>> BEGIN PROVIDED INFORMATION

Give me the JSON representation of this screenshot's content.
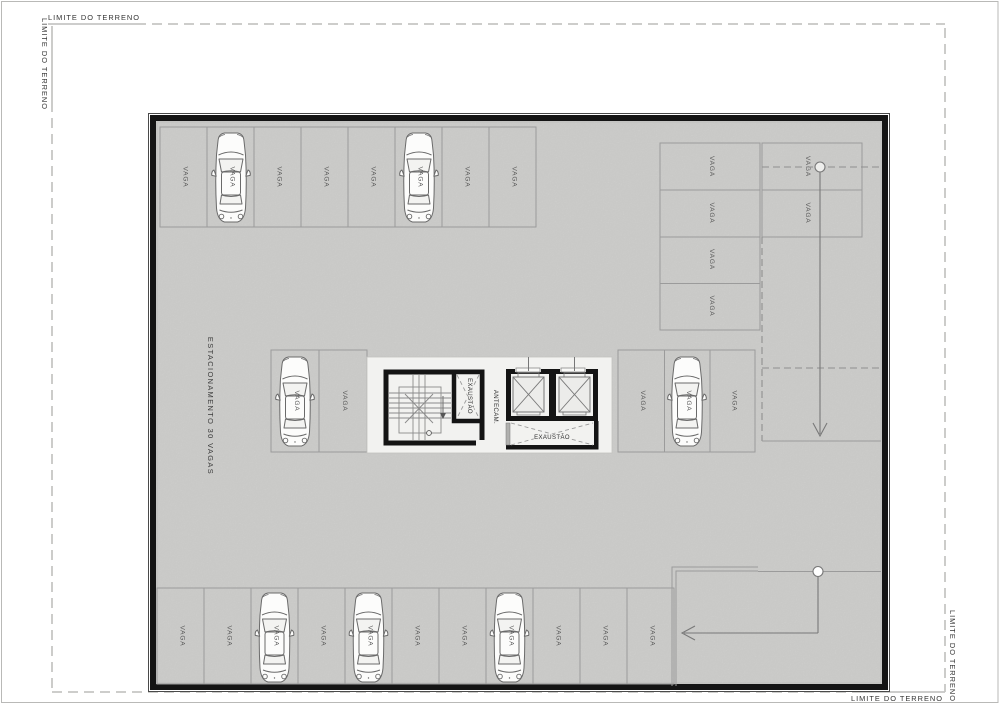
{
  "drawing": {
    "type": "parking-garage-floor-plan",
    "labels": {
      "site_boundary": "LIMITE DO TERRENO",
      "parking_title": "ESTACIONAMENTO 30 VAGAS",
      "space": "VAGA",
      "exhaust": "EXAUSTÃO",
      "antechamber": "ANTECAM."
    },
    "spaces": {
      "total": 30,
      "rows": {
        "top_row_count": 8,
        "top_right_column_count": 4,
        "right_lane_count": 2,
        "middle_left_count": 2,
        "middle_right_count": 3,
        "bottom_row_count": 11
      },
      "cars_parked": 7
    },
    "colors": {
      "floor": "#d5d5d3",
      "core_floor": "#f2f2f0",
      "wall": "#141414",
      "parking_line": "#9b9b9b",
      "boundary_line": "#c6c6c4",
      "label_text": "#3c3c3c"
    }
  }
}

>> END PROVIDED INFORMATION

> [WHAT TO PRODUCE]: Leave out the pictures, and give all the records again exactly.

> [TASK SOLUTION]:
Give me the JSON representation of this screenshot's content.
{
  "drawing": {
    "type": "parking-garage-floor-plan",
    "labels": {
      "site_boundary": "LIMITE DO TERRENO",
      "parking_title": "ESTACIONAMENTO 30 VAGAS",
      "space": "VAGA",
      "exhaust": "EXAUSTÃO",
      "antechamber": "ANTECAM."
    },
    "spaces": {
      "total": 30,
      "rows": {
        "top_row_count": 8,
        "top_right_column_count": 4,
        "right_lane_count": 2,
        "middle_left_count": 2,
        "middle_right_count": 3,
        "bottom_row_count": 11
      },
      "cars_parked": 7
    },
    "colors": {
      "floor": "#d5d5d3",
      "core_floor": "#f2f2f0",
      "wall": "#141414",
      "parking_line": "#9b9b9b",
      "boundary_line": "#c6c6c4",
      "label_text": "#3c3c3c"
    }
  }
}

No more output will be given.